Deine Aufgabe →
Überarbeite den Auszug aus dem Gerichtsurteil: Gib den Abschnitt beginnend bei "Das Gericht hat" und endend bei "der Verwaltungsakte verwiesen." erneut wieder und setze dabei überall "Prozessakte" anstelle von "Gerichtsakte" ein.

___ Ausgewählter Text

Die Klägerin hat auf Anforderung des Gerichts die Provisionsabrechnungen für die Zeiträume April 2002 bis September 2002 (Bl. 307 ff. GA, Zusammenfassung Bl. 358 GA) und für die Jahre 2004 bis 2007 vorgelegt. Einkommensnachweise für den Zeitraum Oktober 2002 bis Ende Dezember 2004 hat sie nicht vorgelegt und dazu erklärt, diese Unterlagen seien ihr entwendet worden. Zur Glaubhaftmachung hat sie Unterlagen über die gerichtliche Auseinandersetzung mit einem ehemaligen Vermieter eingereicht. Die Klägerin hat außerdem einen Aufhebungsvertrag, den sie mit der Q. im Oktober 2007 geschlossen hat, vorgelegt. Aus einem weiteren Schreiben, welches die Klägerin eingereicht hat, geht hervor, dass sie ihren Vertrag mit der Q. AG zu Ende Dezember 2007 gekündigt hat.

Das Gericht hat Handelsregisterauszüge der Q. Gesellschaft für Wirtschafts- und Finanzberatung GmbH & Co. KG und der Q. Gesellschaft für Wirtschafts- und Finanzberatung GmbH und die Sitzungsniederschrift des LSG Nordrhein-Westfalen vom 14. April 2004 (L 8 RA 6/03) beigezogen (Zeugenaussage des Prokuristen der Q., Bl. 373 ff. GA) und an die Beteiligten überreicht. Mit den Beteiligten ist außerdem der Sach- und Streitstand in einem Termin erörtert worden.

Die Gerichtsakte und die Verwaltungsakte der Beklagten haben vorgelegen und waren Gegenstand der mündlichen Verhandlung. Wegen der weiteren Einzelheiten des Sachverhaltes und des Sachvortrages der Beteiligten wird ergänzend auf den Inhalt der Gerichtsakte und der Verwaltungsakte verwiesen.

Entscheidungsgründe:

Die nach § 143 des Sozialgerichtsgesetzes (SGG) statthafte und auch im Übrigen zulässige Berufung der Beklagten ist teilweise begründet.

______
___ Bereitgestelltes Material

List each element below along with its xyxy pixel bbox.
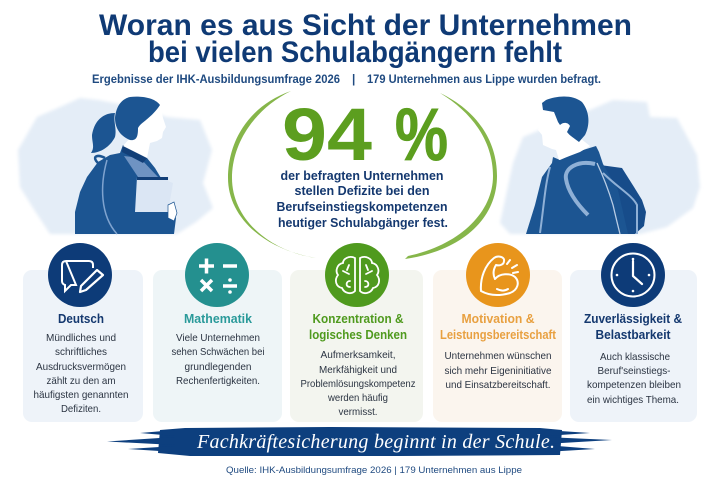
statistic description: stellen Defizite bei den <box>294 183 430 198</box>
icon: brain <box>325 243 389 307</box>
body text: zählt zu den am <box>46 376 116 387</box>
subtitle <box>92 72 601 86</box>
statistic description: heutiger Schulabgänger fest. <box>278 215 448 230</box>
heading: Konzentration & <box>312 311 404 326</box>
body text: vermisst. <box>338 407 378 418</box>
subtitle: | <box>352 72 355 86</box>
title <box>99 9 632 69</box>
statistic description: Berufseinstiegskompetenzen <box>276 199 448 214</box>
heading: Deutsch <box>58 311 104 326</box>
body text: kompetenzen bleiben <box>587 380 681 391</box>
heading: logisches Denken <box>309 327 407 342</box>
94 %: % <box>395 93 448 176</box>
body text: Auch klassische <box>600 352 670 363</box>
body text: ein wichtiges Thema. <box>587 395 679 406</box>
panel: Deutsch <box>23 243 143 422</box>
icon: arithmetic symbols <box>185 243 249 307</box>
heading <box>584 311 682 342</box>
94 % <box>282 93 448 176</box>
heading: Belastbarkeit <box>596 327 671 342</box>
body text <box>172 333 264 387</box>
hand <box>168 202 177 221</box>
brush wash behind student <box>500 100 700 234</box>
body text: grundlegenden <box>184 362 252 373</box>
icon: clock <box>601 243 665 307</box>
book <box>135 177 173 212</box>
green brush ring <box>228 91 497 259</box>
panel: Konzentration <box>290 243 423 422</box>
body text: Unternehmen wünschen <box>444 351 552 362</box>
hoodie body <box>526 146 628 234</box>
heading <box>440 311 557 342</box>
hair and ponytail <box>115 97 160 140</box>
statistic description: der befragten Unternehmen <box>280 168 444 183</box>
ear <box>562 124 568 134</box>
body text: Rechenfertigkeiten. <box>176 376 260 387</box>
body text: sehen Schwächen bei <box>172 347 264 358</box>
body text: Beruf'seinstiegs- <box>598 366 670 377</box>
body text: sich mehr Eigeninitiative <box>444 366 552 377</box>
title: bei vielen Schulabgängern fehlt <box>148 36 562 69</box>
subtitle: Ergebnisse der IHK-Ausbildungsumfrage 2026 <box>92 72 340 86</box>
face and neck <box>123 104 166 158</box>
title: Woran es aus Sicht der Unternehmen <box>99 9 632 42</box>
heading: Mathematik <box>184 311 253 326</box>
body text: Merkfähigkeit und <box>319 365 397 376</box>
icon: flexed arm <box>466 243 530 307</box>
body text: schriftliches <box>55 347 107 358</box>
brush wash behind student <box>18 98 213 234</box>
heading: Leistungsbereitschaft <box>440 327 557 342</box>
heading <box>309 311 407 342</box>
subtitle: 179 Unternehmen aus Lippe wurden befragt. <box>367 72 601 86</box>
body text: Viele Unternehmen <box>176 333 260 344</box>
94 %: 94 <box>282 93 372 176</box>
heading: Motivation & <box>462 311 534 326</box>
statistic description <box>276 168 448 230</box>
icon: speech bubble and pencil <box>48 243 112 307</box>
heading: Zuverlässigkeit & <box>584 311 682 326</box>
body text: Aufmerksamkeit, <box>320 350 396 361</box>
body text <box>34 333 128 415</box>
body text: Defiziten. <box>61 404 101 415</box>
panel: Mathematik <box>153 243 282 422</box>
illustration: student with hoodie and backpack <box>500 96 700 234</box>
body text <box>444 351 552 391</box>
hair <box>542 96 588 142</box>
body text: werden häufig <box>327 393 388 404</box>
figure body and backpack <box>75 145 176 234</box>
source note: Quelle: IHK-Ausbildungsumfrage 2026 | 179 Unternehmen aus Lippe <box>226 465 522 476</box>
banner: closing message <box>107 427 612 456</box>
body text: und Einsatzbereitschaft. <box>446 380 550 391</box>
body text: Mündliches und <box>46 333 116 344</box>
backpack straps <box>540 167 550 233</box>
face and neck <box>538 108 590 160</box>
panel: Zuverlässigkeit <box>570 243 697 422</box>
banner: closing message: Fachkräftesicherung beginnt in der Schule. <box>196 431 555 453</box>
panel: Motivation <box>433 243 562 422</box>
body text <box>587 352 681 406</box>
backpack <box>590 165 646 234</box>
illustration: student with ponytail and book <box>18 97 213 234</box>
body text <box>300 350 416 418</box>
body text: häufigsten genannten <box>34 390 128 401</box>
body text: Ausdrucksvermögen <box>36 362 126 373</box>
central statistic <box>228 91 497 259</box>
body text: Problemlösungskompetenz <box>300 379 416 390</box>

______

Antwort zur Übung →
Das Gericht hat Handelsregisterauszüge der Q. Gesellschaft für Wirtschafts- und Finanzberatung GmbH & Co. KG und der Q. Gesellschaft für Wirtschafts- und Finanzberatung GmbH und die Sitzungsniederschrift des LSG Nordrhein-Westfalen vom 14. April 2004 (L 8 RA 6/03) beigezogen (Zeugenaussage des Prokuristen der Q., Bl. 373 ff. GA) und an die Beteiligten überreicht. Mit den Beteiligten ist außerdem der Sach- und Streitstand in einem Termin erörtert worden.

Die Prozessakte und die Verwaltungsakte der Beklagten haben vorgelegen und waren Gegenstand der mündlichen Verhandlung. Wegen der weiteren Einzelheiten des Sachverhaltes und des Sachvortrages der Beteiligten wird ergänzend auf den Inhalt der Prozessakte und der Verwaltungsakte verwiesen.